Quote each record exactly, please, leaving none out.

● ● ●

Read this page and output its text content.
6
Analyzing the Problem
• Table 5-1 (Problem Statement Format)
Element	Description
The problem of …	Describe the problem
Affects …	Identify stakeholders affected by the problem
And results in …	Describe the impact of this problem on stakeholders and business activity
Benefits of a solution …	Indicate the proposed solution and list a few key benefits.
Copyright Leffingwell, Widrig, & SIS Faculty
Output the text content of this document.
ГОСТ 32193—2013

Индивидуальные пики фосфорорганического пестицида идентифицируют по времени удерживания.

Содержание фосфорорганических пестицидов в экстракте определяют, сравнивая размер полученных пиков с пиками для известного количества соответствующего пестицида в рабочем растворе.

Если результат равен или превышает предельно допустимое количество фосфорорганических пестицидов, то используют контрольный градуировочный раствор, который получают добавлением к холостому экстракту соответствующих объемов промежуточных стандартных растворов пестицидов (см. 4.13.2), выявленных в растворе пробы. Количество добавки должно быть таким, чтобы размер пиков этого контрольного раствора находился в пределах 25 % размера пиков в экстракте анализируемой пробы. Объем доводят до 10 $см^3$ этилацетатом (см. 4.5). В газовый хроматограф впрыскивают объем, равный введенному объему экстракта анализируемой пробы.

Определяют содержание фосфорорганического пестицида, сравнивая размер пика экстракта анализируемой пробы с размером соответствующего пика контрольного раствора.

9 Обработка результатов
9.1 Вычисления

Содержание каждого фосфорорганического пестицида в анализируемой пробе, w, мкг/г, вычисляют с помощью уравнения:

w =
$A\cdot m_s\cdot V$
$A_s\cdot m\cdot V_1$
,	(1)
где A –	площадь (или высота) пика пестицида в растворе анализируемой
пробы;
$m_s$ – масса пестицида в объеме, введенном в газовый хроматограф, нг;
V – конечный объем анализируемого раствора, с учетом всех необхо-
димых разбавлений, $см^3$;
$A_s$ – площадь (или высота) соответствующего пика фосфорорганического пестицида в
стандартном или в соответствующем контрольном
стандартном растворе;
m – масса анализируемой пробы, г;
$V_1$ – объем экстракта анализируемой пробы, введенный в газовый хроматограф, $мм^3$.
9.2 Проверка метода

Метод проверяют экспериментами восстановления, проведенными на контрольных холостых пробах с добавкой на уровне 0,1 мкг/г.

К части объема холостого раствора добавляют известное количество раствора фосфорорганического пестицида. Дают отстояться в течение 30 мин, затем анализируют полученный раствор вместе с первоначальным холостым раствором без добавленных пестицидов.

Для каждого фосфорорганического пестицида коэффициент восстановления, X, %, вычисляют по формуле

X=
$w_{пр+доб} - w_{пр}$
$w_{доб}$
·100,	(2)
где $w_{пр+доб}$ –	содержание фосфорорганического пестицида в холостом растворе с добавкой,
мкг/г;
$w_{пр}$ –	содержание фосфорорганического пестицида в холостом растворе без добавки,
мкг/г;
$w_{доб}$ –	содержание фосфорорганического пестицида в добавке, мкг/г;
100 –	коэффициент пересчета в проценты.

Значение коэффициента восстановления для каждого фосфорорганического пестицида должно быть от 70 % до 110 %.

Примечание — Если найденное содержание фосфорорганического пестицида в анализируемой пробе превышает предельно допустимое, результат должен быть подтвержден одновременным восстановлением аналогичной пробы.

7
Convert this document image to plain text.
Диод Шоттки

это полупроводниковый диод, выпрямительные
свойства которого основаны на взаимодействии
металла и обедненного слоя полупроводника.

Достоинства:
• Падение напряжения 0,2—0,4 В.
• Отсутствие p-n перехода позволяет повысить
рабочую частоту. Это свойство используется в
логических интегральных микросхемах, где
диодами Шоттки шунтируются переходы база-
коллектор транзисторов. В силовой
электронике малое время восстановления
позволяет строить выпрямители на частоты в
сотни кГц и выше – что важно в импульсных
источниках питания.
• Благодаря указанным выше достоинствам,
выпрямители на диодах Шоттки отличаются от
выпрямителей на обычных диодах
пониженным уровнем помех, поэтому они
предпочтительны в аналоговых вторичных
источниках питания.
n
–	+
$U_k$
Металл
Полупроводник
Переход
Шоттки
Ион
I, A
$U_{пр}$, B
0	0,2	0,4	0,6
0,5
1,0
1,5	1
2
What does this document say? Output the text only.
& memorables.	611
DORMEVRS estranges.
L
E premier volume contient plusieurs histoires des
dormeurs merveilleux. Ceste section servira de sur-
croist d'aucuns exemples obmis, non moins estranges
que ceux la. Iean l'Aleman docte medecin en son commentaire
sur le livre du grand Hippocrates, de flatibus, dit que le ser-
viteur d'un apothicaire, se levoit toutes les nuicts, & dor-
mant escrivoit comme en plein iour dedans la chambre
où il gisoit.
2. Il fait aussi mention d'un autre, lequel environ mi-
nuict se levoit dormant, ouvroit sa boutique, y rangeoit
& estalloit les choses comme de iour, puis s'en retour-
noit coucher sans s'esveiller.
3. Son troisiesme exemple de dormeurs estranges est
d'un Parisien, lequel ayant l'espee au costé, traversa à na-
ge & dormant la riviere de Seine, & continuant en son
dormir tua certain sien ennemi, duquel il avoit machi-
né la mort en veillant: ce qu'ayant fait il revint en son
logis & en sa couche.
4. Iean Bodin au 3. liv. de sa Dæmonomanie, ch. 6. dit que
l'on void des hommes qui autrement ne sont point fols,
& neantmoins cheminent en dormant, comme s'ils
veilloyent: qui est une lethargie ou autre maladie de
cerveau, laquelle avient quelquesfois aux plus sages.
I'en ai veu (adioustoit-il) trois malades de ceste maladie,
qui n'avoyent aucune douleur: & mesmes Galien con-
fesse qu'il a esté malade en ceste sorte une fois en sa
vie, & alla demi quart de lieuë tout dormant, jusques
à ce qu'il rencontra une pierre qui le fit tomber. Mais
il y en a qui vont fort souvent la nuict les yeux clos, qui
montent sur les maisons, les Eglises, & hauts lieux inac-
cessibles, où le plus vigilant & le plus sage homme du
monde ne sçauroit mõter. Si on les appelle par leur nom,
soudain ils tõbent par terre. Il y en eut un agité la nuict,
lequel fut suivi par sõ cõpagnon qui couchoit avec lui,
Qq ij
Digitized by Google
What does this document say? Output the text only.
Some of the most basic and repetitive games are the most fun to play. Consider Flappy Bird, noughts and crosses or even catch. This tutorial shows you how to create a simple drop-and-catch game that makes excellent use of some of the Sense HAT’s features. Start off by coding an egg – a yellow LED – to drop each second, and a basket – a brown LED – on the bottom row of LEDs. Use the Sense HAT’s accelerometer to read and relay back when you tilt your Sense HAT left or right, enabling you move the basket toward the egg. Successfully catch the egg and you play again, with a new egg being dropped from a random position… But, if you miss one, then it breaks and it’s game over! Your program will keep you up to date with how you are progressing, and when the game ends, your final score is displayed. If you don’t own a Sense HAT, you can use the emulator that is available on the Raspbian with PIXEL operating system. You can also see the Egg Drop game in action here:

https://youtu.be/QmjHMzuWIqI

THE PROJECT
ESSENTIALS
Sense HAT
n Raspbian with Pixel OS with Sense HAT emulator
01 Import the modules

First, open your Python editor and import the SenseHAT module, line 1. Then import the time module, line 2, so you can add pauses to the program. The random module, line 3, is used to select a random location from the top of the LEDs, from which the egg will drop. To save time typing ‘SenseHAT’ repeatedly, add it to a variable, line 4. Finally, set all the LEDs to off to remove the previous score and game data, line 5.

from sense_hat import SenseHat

● ● ●

§ **RESPONSE**
Read this page and output its text content.
6
Analyzing the Problem
• Table 5-1 (Problem Statement Format)
Element	Description
The problem of …	Describe the problem
Affects …	Identify stakeholders affected by the problem
And results in …	Describe the impact of this problem on stakeholders and business activity
Benefits of a solution …	Indicate the proposed solution and list a few key benefits.
Copyright Leffingwell, Widrig, & SIS Faculty
Output the text content of this document.
ГОСТ 32193—2013

Индивидуальные пики фосфорорганического пестицида идентифицируют по времени удерживания.

Содержание фосфорорганических пестицидов в экстракте определяют, сравнивая размер полученных пиков с пиками для известного количества соответствующего пестицида в рабочем растворе.

Если результат равен или превышает предельно допустимое количество фосфорорганических пестицидов, то используют контрольный градуировочный раствор, который получают добавлением к холостому экстракту соответствующих объемов промежуточных стандартных растворов пестицидов (см. 4.13.2), выявленных в растворе пробы. Количество добавки должно быть таким, чтобы размер пиков этого контрольного раствора находился в пределах 25 % размера пиков в экстракте анализируемой пробы. Объем доводят до 10 $см^3$ этилацетатом (см. 4.5). В газовый хроматограф впрыскивают объем, равный введенному объему экстракта анализируемой пробы.

Определяют содержание фосфорорганического пестицида, сравнивая размер пика экстракта анализируемой пробы с размером соответствующего пика контрольного раствора.

9 Обработка результатов
9.1 Вычисления

Содержание каждого фосфорорганического пестицида в анализируемой пробе, w, мкг/г, вычисляют с помощью уравнения:

w =
$A\cdot m_s\cdot V$
$A_s\cdot m\cdot V_1$
,	(1)
где A –	площадь (или высота) пика пестицида в растворе анализируемой
пробы;
$m_s$ – масса пестицида в объеме, введенном в газовый хроматограф, нг;
V – конечный объем анализируемого раствора, с учетом всех необхо-
димых разбавлений, $см^3$;
$A_s$ – площадь (или высота) соответствующего пика фосфорорганического пестицида в
стандартном или в соответствующем контрольном
стандартном растворе;
m – масса анализируемой пробы, г;
$V_1$ – объем экстракта анализируемой пробы, введенный в газовый хроматограф, $мм^3$.
9.2 Проверка метода

Метод проверяют экспериментами восстановления, проведенными на контрольных холостых пробах с добавкой на уровне 0,1 мкг/г.

К части объема холостого раствора добавляют известное количество раствора фосфорорганического пестицида. Дают отстояться в течение 30 мин, затем анализируют полученный раствор вместе с первоначальным холостым раствором без добавленных пестицидов.

Для каждого фосфорорганического пестицида коэффициент восстановления, X, %, вычисляют по формуле

X=
$w_{пр+доб} - w_{пр}$
$w_{доб}$
·100,	(2)
где $w_{пр+доб}$ –	содержание фосфорорганического пестицида в холостом растворе с добавкой,
мкг/г;
$w_{пр}$ –	содержание фосфорорганического пестицида в холостом растворе без добавки,
мкг/г;
$w_{доб}$ –	содержание фосфорорганического пестицида в добавке, мкг/г;
100 –	коэффициент пересчета в проценты.

Значение коэффициента восстановления для каждого фосфорорганического пестицида должно быть от 70 % до 110 %.

Примечание — Если найденное содержание фосфорорганического пестицида в анализируемой пробе превышает предельно допустимое, результат должен быть подтвержден одновременным восстановлением аналогичной пробы.

7
Convert this document image to plain text.
Диод Шоттки

это полупроводниковый диод, выпрямительные
свойства которого основаны на взаимодействии
металла и обедненного слоя полупроводника.

Достоинства:
• Падение напряжения 0,2—0,4 В.
• Отсутствие p-n перехода позволяет повысить
рабочую частоту. Это свойство используется в
логических интегральных микросхемах, где
диодами Шоттки шунтируются переходы база-
коллектор транзисторов. В силовой
электронике малое время восстановления
позволяет строить выпрямители на частоты в
сотни кГц и выше – что важно в импульсных
источниках питания.
• Благодаря указанным выше достоинствам,
выпрямители на диодах Шоттки отличаются от
выпрямителей на обычных диодах
пониженным уровнем помех, поэтому они
предпочтительны в аналоговых вторичных
источниках питания.
n
–	+
$U_k$
Металл
Полупроводник
Переход
Шоттки
Ион
I, A
$U_{пр}$, B
0	0,2	0,4	0,6
0,5
1,0
1,5	1
2
What does this document say? Output the text only.
& memorables.	611
DORMEVRS estranges.
L
E premier volume contient plusieurs histoires des
dormeurs merveilleux. Ceste section servira de sur-
croist d'aucuns exemples obmis, non moins estranges
que ceux la. Iean l'Aleman docte medecin en son commentaire
sur le livre du grand Hippocrates, de flatibus, dit que le ser-
viteur d'un apothicaire, se levoit toutes les nuicts, & dor-
mant escrivoit comme en plein iour dedans la chambre
où il gisoit.
2. Il fait aussi mention d'un autre, lequel environ mi-
nuict se levoit dormant, ouvroit sa boutique, y rangeoit
& estalloit les choses comme de iour, puis s'en retour-
noit coucher sans s'esveiller.
3. Son troisiesme exemple de dormeurs estranges est
d'un Parisien, lequel ayant l'espee au costé, traversa à na-
ge & dormant la riviere de Seine, & continuant en son
dormir tua certain sien ennemi, duquel il avoit machi-
né la mort en veillant: ce qu'ayant fait il revint en son
logis & en sa couche.
4. Iean Bodin au 3. liv. de sa Dæmonomanie, ch. 6. dit que
l'on void des hommes qui autrement ne sont point fols,
& neantmoins cheminent en dormant, comme s'ils
veilloyent: qui est une lethargie ou autre maladie de
cerveau, laquelle avient quelquesfois aux plus sages.
I'en ai veu (adioustoit-il) trois malades de ceste maladie,
qui n'avoyent aucune douleur: & mesmes Galien con-
fesse qu'il a esté malade en ceste sorte une fois en sa
vie, & alla demi quart de lieuë tout dormant, jusques
à ce qu'il rencontra une pierre qui le fit tomber. Mais
il y en a qui vont fort souvent la nuict les yeux clos, qui
montent sur les maisons, les Eglises, & hauts lieux inac-
cessibles, où le plus vigilant & le plus sage homme du
monde ne sçauroit mõter. Si on les appelle par leur nom,
soudain ils tõbent par terre. Il y en eut un agité la nuict,
lequel fut suivi par sõ cõpagnon qui couchoit avec lui,
Qq ij
Digitized by Google
What does this document say? Output the text only.
Some of the most basic and repetitive games are the most fun to play. Consider Flappy Bird, noughts and crosses or even catch. This tutorial shows you how to create a simple drop-and-catch game that makes excellent use of some of the Sense HAT’s features. Start off by coding an egg – a yellow LED – to drop each second, and a basket – a brown LED – on the bottom row of LEDs. Use the Sense HAT’s accelerometer to read and relay back when you tilt your Sense HAT left or right, enabling you move the basket toward the egg. Successfully catch the egg and you play again, with a new egg being dropped from a random position… But, if you miss one, then it breaks and it’s game over! Your program will keep you up to date with how you are progressing, and when the game ends, your final score is displayed. If you don’t own a Sense HAT, you can use the emulator that is available on the Raspbian with PIXEL operating system. You can also see the Egg Drop game in action here:

https://youtu.be/QmjHMzuWIqI

THE PROJECT
ESSENTIALS
Sense HAT
n Raspbian with Pixel OS with Sense HAT emulator
01 Import the modules

First, open your Python editor and import the SenseHAT module, line 1. Then import the time module, line 2, so you can add pauses to the program. The random module, line 3, is used to select a random location from the top of the LEDs, from which the egg will drop. To save time typing ‘SenseHAT’ repeatedly, add it to a variable, line 4. Finally, set all the LEDs to off to remove the previous score and game data, line 5.

from sense_hat import SenseHat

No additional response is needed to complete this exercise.